**Aim of the exercise**
Find the lines that hold the word "name" and return them.

**Dataset records**
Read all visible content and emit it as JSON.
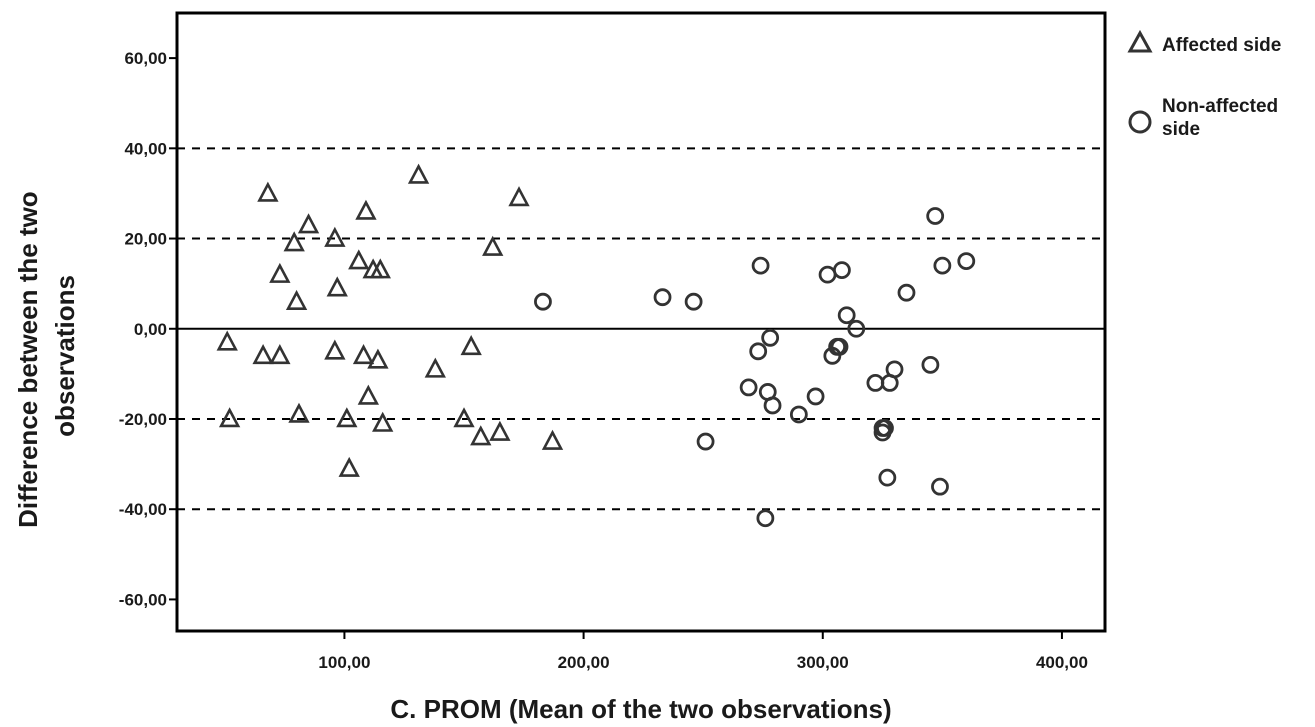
{
  "chart_data": {
    "type": "scatter",
    "title": "",
    "xlabel": "C. PROM (Mean of the two observations)",
    "ylabel_lines": [
      "Difference between the two",
      "observations"
    ],
    "xlim": [
      30,
      418
    ],
    "ylim": [
      -67,
      70
    ],
    "x_ticks": [
      100,
      200,
      300,
      400
    ],
    "x_tick_labels": [
      "100,00",
      "200,00",
      "300,00",
      "400,00"
    ],
    "y_ticks": [
      60,
      40,
      20,
      0,
      -20,
      -40,
      -60
    ],
    "y_tick_labels": [
      "60,00",
      "40,00",
      "20,00",
      "0,00",
      "-20,00",
      "-40,00",
      "-60,00"
    ],
    "reference_lines": {
      "solid": [
        0
      ],
      "dashed": [
        40,
        20,
        -20,
        -40
      ]
    },
    "legend": {
      "placement": "right",
      "entries": [
        "Affected side",
        "Non-affected side"
      ]
    },
    "colors": {
      "marker": "#333333",
      "axis": "#000000"
    },
    "series": [
      {
        "name": "Affected side",
        "marker": "triangle",
        "points": [
          [
            51,
            -3
          ],
          [
            52,
            -20
          ],
          [
            66,
            -6
          ],
          [
            68,
            30
          ],
          [
            73,
            -6
          ],
          [
            73,
            12
          ],
          [
            79,
            19
          ],
          [
            80,
            6
          ],
          [
            81,
            -19
          ],
          [
            85,
            23
          ],
          [
            96,
            20
          ],
          [
            96,
            -5
          ],
          [
            97,
            9
          ],
          [
            101,
            -20
          ],
          [
            102,
            -31
          ],
          [
            106,
            15
          ],
          [
            108,
            -6
          ],
          [
            109,
            26
          ],
          [
            110,
            -15
          ],
          [
            112,
            13
          ],
          [
            114,
            -7
          ],
          [
            115,
            13
          ],
          [
            116,
            -21
          ],
          [
            131,
            34
          ],
          [
            138,
            -9
          ],
          [
            150,
            -20
          ],
          [
            153,
            -4
          ],
          [
            157,
            -24
          ],
          [
            162,
            18
          ],
          [
            165,
            -23
          ],
          [
            173,
            29
          ],
          [
            187,
            -25
          ]
        ]
      },
      {
        "name": "Non-affected side",
        "marker": "circle",
        "points": [
          [
            183,
            6
          ],
          [
            233,
            7
          ],
          [
            246,
            6
          ],
          [
            251,
            -25
          ],
          [
            269,
            -13
          ],
          [
            273,
            -5
          ],
          [
            274,
            14
          ],
          [
            276,
            -42
          ],
          [
            277,
            -14
          ],
          [
            278,
            -2
          ],
          [
            279,
            -17
          ],
          [
            290,
            -19
          ],
          [
            297,
            -15
          ],
          [
            302,
            12
          ],
          [
            304,
            -6
          ],
          [
            306,
            -4
          ],
          [
            307,
            -4
          ],
          [
            308,
            13
          ],
          [
            310,
            3
          ],
          [
            314,
            0
          ],
          [
            322,
            -12
          ],
          [
            325,
            -23
          ],
          [
            325,
            -22
          ],
          [
            326,
            -22
          ],
          [
            327,
            -33
          ],
          [
            328,
            -12
          ],
          [
            330,
            -9
          ],
          [
            335,
            8
          ],
          [
            345,
            -8
          ],
          [
            347,
            25
          ],
          [
            349,
            -35
          ],
          [
            350,
            14
          ],
          [
            360,
            15
          ]
        ]
      }
    ]
  }
}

**The answer**
        "name": "Affected side",
        "name": "Non-affected side",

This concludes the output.